___ Input for this task ___

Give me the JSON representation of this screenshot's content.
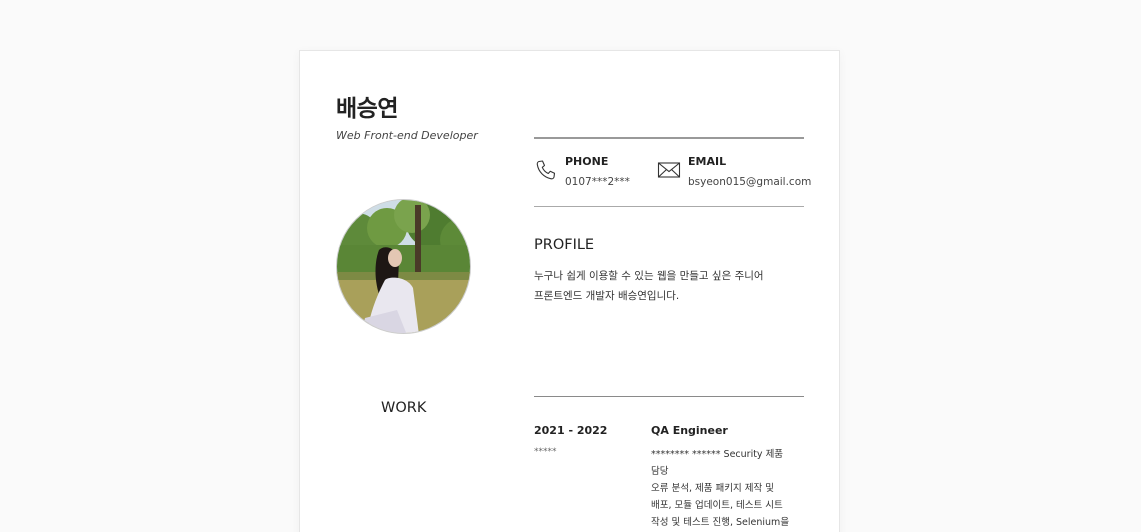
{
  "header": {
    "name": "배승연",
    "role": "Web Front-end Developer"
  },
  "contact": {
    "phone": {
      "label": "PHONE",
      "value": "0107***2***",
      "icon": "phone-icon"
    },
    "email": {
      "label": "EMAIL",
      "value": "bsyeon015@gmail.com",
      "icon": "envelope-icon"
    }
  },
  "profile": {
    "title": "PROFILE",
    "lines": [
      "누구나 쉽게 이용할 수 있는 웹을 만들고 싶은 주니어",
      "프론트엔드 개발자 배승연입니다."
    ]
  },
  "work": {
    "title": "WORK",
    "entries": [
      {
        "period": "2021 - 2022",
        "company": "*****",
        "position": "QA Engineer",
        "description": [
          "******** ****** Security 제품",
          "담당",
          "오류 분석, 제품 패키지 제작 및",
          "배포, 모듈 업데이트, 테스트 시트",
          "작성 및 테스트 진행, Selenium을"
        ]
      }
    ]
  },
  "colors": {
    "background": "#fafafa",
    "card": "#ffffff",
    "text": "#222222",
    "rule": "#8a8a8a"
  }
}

___
___ Input for this task ___

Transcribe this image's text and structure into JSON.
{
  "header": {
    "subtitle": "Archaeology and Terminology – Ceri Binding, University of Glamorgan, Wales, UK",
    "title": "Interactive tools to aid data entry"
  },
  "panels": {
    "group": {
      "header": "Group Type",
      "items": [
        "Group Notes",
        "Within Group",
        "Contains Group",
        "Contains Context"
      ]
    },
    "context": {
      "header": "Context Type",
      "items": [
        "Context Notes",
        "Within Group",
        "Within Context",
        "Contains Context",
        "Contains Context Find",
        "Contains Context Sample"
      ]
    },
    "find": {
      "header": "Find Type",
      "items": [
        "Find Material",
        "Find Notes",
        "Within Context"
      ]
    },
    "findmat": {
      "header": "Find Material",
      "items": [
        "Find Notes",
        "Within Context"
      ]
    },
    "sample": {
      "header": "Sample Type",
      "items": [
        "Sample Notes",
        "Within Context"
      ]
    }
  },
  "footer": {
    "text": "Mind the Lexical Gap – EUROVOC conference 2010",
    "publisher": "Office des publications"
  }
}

___

__Problem details__. Which lines above hold the word "Notes"? Copy each of them.

__Result__.
        "Group Notes",
        "Context Notes",
        "Find Notes",
        "Find Notes",
        "Sample Notes",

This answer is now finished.